» What is needed:
Pick out the lines in the listing below that contain the word "constructive" and copy them.

» Available records:
********
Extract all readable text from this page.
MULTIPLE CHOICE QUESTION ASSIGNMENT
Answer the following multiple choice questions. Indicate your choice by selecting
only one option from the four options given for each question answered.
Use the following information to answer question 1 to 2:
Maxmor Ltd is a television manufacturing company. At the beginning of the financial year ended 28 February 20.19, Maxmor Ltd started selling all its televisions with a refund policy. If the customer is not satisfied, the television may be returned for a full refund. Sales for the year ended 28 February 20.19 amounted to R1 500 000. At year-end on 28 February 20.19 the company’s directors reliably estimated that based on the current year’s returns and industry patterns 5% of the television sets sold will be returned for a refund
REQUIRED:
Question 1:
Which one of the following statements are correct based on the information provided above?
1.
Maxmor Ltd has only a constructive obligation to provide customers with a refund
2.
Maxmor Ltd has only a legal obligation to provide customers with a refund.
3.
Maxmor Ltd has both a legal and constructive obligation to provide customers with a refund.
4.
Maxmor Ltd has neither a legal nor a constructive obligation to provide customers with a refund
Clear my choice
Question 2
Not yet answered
********
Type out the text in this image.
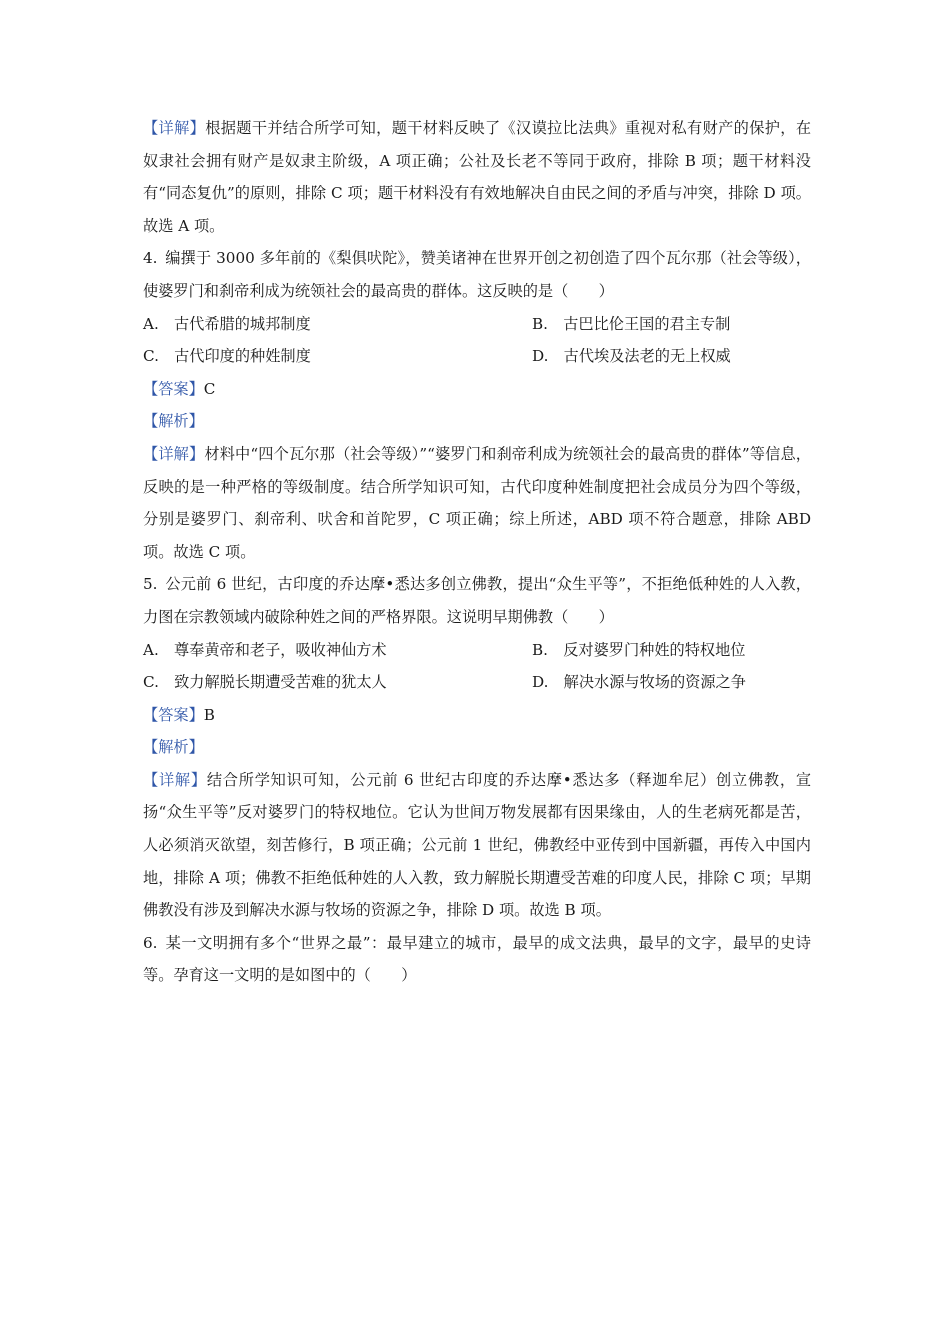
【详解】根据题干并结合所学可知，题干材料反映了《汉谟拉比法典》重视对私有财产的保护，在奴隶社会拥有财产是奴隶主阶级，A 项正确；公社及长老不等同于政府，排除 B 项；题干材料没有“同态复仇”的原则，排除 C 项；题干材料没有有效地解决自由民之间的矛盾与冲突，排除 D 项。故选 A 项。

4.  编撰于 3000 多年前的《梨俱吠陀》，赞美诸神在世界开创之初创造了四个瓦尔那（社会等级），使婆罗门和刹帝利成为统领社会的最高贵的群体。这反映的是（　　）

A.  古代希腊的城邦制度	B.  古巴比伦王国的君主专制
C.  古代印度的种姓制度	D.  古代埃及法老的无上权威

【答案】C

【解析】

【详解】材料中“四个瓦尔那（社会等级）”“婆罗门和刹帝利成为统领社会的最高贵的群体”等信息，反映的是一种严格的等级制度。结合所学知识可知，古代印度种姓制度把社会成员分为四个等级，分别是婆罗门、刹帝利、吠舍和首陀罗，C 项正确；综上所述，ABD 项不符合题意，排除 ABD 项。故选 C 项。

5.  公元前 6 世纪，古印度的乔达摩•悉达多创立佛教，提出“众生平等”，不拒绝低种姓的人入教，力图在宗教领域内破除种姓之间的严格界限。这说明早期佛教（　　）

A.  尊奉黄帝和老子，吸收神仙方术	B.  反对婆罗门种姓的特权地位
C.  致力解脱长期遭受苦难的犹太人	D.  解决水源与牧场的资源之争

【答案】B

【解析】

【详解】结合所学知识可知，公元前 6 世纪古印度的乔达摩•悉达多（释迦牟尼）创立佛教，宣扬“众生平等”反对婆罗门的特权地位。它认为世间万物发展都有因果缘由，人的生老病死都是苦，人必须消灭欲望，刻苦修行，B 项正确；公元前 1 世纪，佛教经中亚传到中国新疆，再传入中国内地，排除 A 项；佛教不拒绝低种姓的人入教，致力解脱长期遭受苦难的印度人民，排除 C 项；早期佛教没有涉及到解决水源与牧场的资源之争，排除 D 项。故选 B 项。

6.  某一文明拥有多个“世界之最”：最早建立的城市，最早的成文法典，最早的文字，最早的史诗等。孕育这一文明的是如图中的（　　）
********
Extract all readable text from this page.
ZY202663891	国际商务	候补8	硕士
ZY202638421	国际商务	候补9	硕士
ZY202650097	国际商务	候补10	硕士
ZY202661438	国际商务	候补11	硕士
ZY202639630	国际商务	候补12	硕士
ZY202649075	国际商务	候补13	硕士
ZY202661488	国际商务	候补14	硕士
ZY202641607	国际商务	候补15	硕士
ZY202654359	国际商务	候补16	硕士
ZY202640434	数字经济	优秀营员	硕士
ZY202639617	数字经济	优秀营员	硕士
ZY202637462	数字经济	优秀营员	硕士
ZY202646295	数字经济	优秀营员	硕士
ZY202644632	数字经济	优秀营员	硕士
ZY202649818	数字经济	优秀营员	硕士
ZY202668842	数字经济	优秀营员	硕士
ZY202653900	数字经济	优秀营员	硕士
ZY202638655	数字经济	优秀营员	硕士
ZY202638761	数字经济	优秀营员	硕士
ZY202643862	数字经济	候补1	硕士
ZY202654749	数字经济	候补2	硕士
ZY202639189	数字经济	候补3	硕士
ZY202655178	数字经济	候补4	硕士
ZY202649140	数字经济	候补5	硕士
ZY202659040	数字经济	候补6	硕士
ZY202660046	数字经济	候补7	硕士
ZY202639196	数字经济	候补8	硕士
********
» Answer in full:
Maxmor Ltd has only a constructive obligation to provide customers with a refund
Maxmor Ltd has both a legal and constructive obligation to provide customers with a refund.
Maxmor Ltd has neither a legal nor a constructive obligation to provide customers with a refund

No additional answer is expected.